**AIM OF THE EXERCISE**
Exactly reproduce the entries, dropping any pictures from your copy.

Saved entries
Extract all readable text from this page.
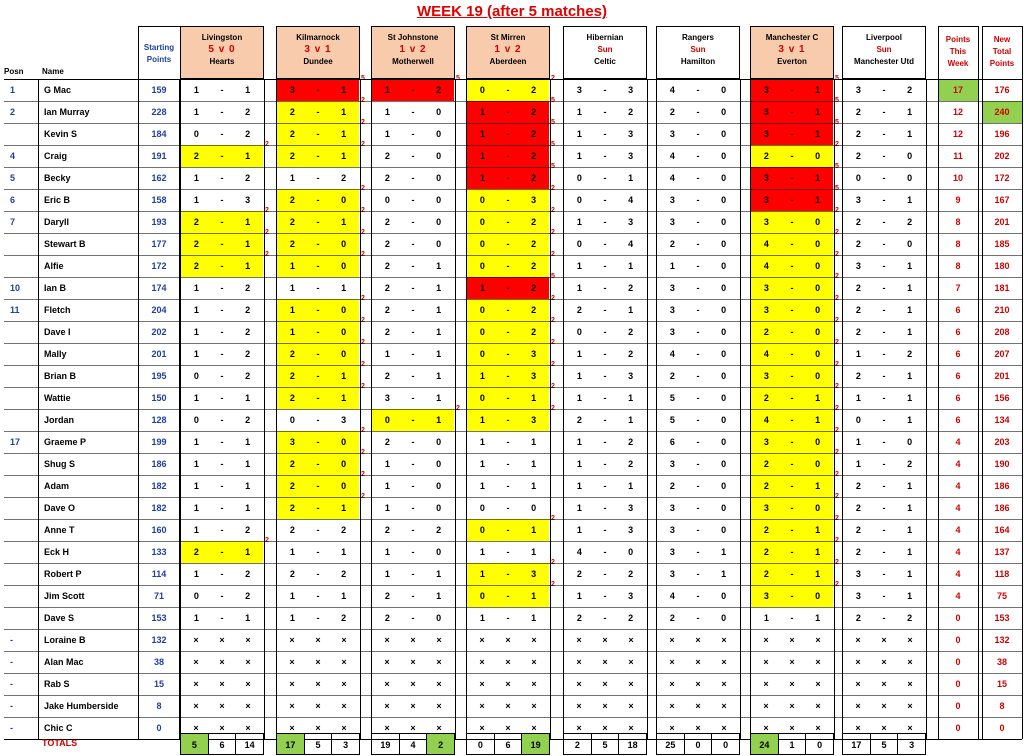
WEEK 19 (after 5 matches)
Posn	Name
Starting Points
Points This Week
New Total Points
Livingston
5 v 0
Hearts
Kilmarnock
3 v 1
Dundee
St Johnstone
1 v 2
Motherwell
St Mirren
1 v 2
Aberdeen
Hibernian
Sun
Celtic
Rangers
Sun
Hamilton
Manchester C
3 v 1
Everton
Liverpool
Sun
Manchester Utd
1	G Mac	159	1 - 1	3 - 1	1 - 2	0 - 2	3 - 3	4 - 0	3 - 1	3 - 2	17	176
2	Ian Murray	228	1 - 2	2 - 1	1 - 0	1 - 2	1 - 2	2 - 0	3 - 1	2 - 1	12	240
Kevin S	184	0 - 2	2 - 1	1 - 0	1 - 2	1 - 3	3 - 0	3 - 1	2 - 1	12	196
4	Craig	191	2 - 1	2 - 1	2 - 0	1 - 2	1 - 3	4 - 0	2 - 0	2 - 0	11	202
5	Becky	162	1 - 2	1 - 2	2 - 0	1 - 2	0 - 1	4 - 0	3 - 1	0 - 0	10	172
6	Eric B	158	1 - 3	2 - 0	0 - 0	0 - 3	0 - 4	3 - 0	3 - 1	3 - 1	9	167
7	Daryll	193	2 - 1	2 - 1	2 - 0	0 - 2	1 - 3	3 - 0	3 - 0	2 - 2	8	201
Stewart B	177	2 - 1	2 - 0	2 - 0	0 - 2	0 - 4	2 - 0	4 - 0	2 - 0	8	185
Alfie	172	2 - 1	1 - 0	2 - 1	0 - 2	1 - 1	1 - 0	4 - 0	3 - 1	8	180
10	Ian B	174	1 - 2	1 - 1	2 - 1	1 - 2	1 - 2	3 - 0	3 - 0	2 - 1	7	181
11	Fletch	204	1 - 2	1 - 0	2 - 1	0 - 2	2 - 1	3 - 0	3 - 0	2 - 1	6	210
Dave I	202	1 - 2	1 - 0	2 - 1	0 - 2	0 - 2	3 - 0	2 - 0	2 - 1	6	208
Mally	201	1 - 2	2 - 0	1 - 1	0 - 3	1 - 2	4 - 0	4 - 0	1 - 2	6	207
Brian B	195	0 - 2	2 - 1	2 - 1	1 - 3	1 - 3	2 - 0	3 - 0	2 - 1	6	201
Wattie	150	1 - 1	2 - 1	3 - 1	0 - 1	1 - 1	5 - 0	2 - 1	1 - 1	6	156
Jordan	128	0 - 2	0 - 3	0 - 1	1 - 3	2 - 1	5 - 0	4 - 1	0 - 1	6	134
17	Graeme P	199	1 - 1	3 - 0	2 - 0	1 - 1	1 - 2	6 - 0	3 - 0	1 - 0	4	203
Shug S	186	1 - 1	2 - 0	1 - 0	1 - 1	1 - 2	3 - 0	2 - 0	1 - 2	4	190
Adam	182	1 - 1	2 - 0	1 - 0	1 - 1	1 - 1	2 - 0	2 - 1	2 - 1	4	186
Dave O	182	1 - 1	2 - 1	1 - 0	0 - 0	1 - 3	3 - 0	3 - 0	2 - 1	4	186
Anne T	160	1 - 2	2 - 2	2 - 2	0 - 1	1 - 3	3 - 0	2 - 1	2 - 1	4	164
Eck H	133	2 - 1	1 - 1	1 - 0	1 - 1	4 - 0	3 - 1	2 - 1	2 - 1	4	137
Robert P	114	1 - 2	2 - 2	1 - 1	1 - 3	2 - 2	3 - 1	2 - 1	3 - 1	4	118
Jim Scott	71	0 - 2	1 - 1	2 - 1	0 - 1	1 - 3	4 - 0	3 - 0	3 - 1	4	75
Dave S	153	1 - 1	1 - 2	2 - 0	1 - 1	2 - 2	2 - 0	1 - 1	2 - 2	0	153
-	Loraine B	132	× × ×	× × ×	× × ×	× × ×	× × ×	× × ×	× × ×	× × ×	0	132
-	Alan Mac	38	× × ×	× × ×	× × ×	× × ×	× × ×	× × ×	× × ×	× × ×	0	38
-	Rab S	15	× × ×	× × ×	× × ×	× × ×	× × ×	× × ×	× × ×	× × ×	0	15
-	Jake Humberside	8	× × ×	× × ×	× × ×	× × ×	× × ×	× × ×	× × ×	× × ×	0	8
-	Chic C	0	× × ×	× × ×	× × ×	× × ×	× × ×	× × ×	× × ×	× × ×	0	0
TOTALS	5	6	14	17	5	3	19	4	2	0	6	19	2	5	18	25	0	0	24	1	0	17	5	3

**THE RESPONSE**
Extract all readable text from this page.
WEEK 19 (after 5 matches)
Posn	Name
Starting Points
Points This Week
New Total Points
Livingston
5 v 0
Hearts
Kilmarnock
3 v 1
Dundee
St Johnstone
1 v 2
Motherwell
St Mirren
1 v 2
Aberdeen
Hibernian
Sun
Celtic
Rangers
Sun
Hamilton
Manchester C
3 v 1
Everton
Liverpool
Sun
Manchester Utd
1	G Mac	159	1 - 1	3 - 1	1 - 2	0 - 2	3 - 3	4 - 0	3 - 1	3 - 2	17	176
2	Ian Murray	228	1 - 2	2 - 1	1 - 0	1 - 2	1 - 2	2 - 0	3 - 1	2 - 1	12	240
Kevin S	184	0 - 2	2 - 1	1 - 0	1 - 2	1 - 3	3 - 0	3 - 1	2 - 1	12	196
4	Craig	191	2 - 1	2 - 1	2 - 0	1 - 2	1 - 3	4 - 0	2 - 0	2 - 0	11	202
5	Becky	162	1 - 2	1 - 2	2 - 0	1 - 2	0 - 1	4 - 0	3 - 1	0 - 0	10	172
6	Eric B	158	1 - 3	2 - 0	0 - 0	0 - 3	0 - 4	3 - 0	3 - 1	3 - 1	9	167
7	Daryll	193	2 - 1	2 - 1	2 - 0	0 - 2	1 - 3	3 - 0	3 - 0	2 - 2	8	201
Stewart B	177	2 - 1	2 - 0	2 - 0	0 - 2	0 - 4	2 - 0	4 - 0	2 - 0	8	185
Alfie	172	2 - 1	1 - 0	2 - 1	0 - 2	1 - 1	1 - 0	4 - 0	3 - 1	8	180
10	Ian B	174	1 - 2	1 - 1	2 - 1	1 - 2	1 - 2	3 - 0	3 - 0	2 - 1	7	181
11	Fletch	204	1 - 2	1 - 0	2 - 1	0 - 2	2 - 1	3 - 0	3 - 0	2 - 1	6	210
Dave I	202	1 - 2	1 - 0	2 - 1	0 - 2	0 - 2	3 - 0	2 - 0	2 - 1	6	208
Mally	201	1 - 2	2 - 0	1 - 1	0 - 3	1 - 2	4 - 0	4 - 0	1 - 2	6	207
Brian B	195	0 - 2	2 - 1	2 - 1	1 - 3	1 - 3	2 - 0	3 - 0	2 - 1	6	201
Wattie	150	1 - 1	2 - 1	3 - 1	0 - 1	1 - 1	5 - 0	2 - 1	1 - 1	6	156
Jordan	128	0 - 2	0 - 3	0 - 1	1 - 3	2 - 1	5 - 0	4 - 1	0 - 1	6	134
17	Graeme P	199	1 - 1	3 - 0	2 - 0	1 - 1	1 - 2	6 - 0	3 - 0	1 - 0	4	203
Shug S	186	1 - 1	2 - 0	1 - 0	1 - 1	1 - 2	3 - 0	2 - 0	1 - 2	4	190
Adam	182	1 - 1	2 - 0	1 - 0	1 - 1	1 - 1	2 - 0	2 - 1	2 - 1	4	186
Dave O	182	1 - 1	2 - 1	1 - 0	0 - 0	1 - 3	3 - 0	3 - 0	2 - 1	4	186
Anne T	160	1 - 2	2 - 2	2 - 2	0 - 1	1 - 3	3 - 0	2 - 1	2 - 1	4	164
Eck H	133	2 - 1	1 - 1	1 - 0	1 - 1	4 - 0	3 - 1	2 - 1	2 - 1	4	137
Robert P	114	1 - 2	2 - 2	1 - 1	1 - 3	2 - 2	3 - 1	2 - 1	3 - 1	4	118
Jim Scott	71	0 - 2	1 - 1	2 - 1	0 - 1	1 - 3	4 - 0	3 - 0	3 - 1	4	75
Dave S	153	1 - 1	1 - 2	2 - 0	1 - 1	2 - 2	2 - 0	1 - 1	2 - 2	0	153
-	Loraine B	132	× × ×	× × ×	× × ×	× × ×	× × ×	× × ×	× × ×	× × ×	0	132
-	Alan Mac	38	× × ×	× × ×	× × ×	× × ×	× × ×	× × ×	× × ×	× × ×	0	38
-	Rab S	15	× × ×	× × ×	× × ×	× × ×	× × ×	× × ×	× × ×	× × ×	0	15
-	Jake Humberside	8	× × ×	× × ×	× × ×	× × ×	× × ×	× × ×	× × ×	× × ×	0	8
-	Chic C	0	× × ×	× × ×	× × ×	× × ×	× × ×	× × ×	× × ×	× × ×	0	0
TOTALS	5	6	14	17	5	3	19	4	2	0	6	19	2	5	18	25	0	0	24	1	0	17	5	3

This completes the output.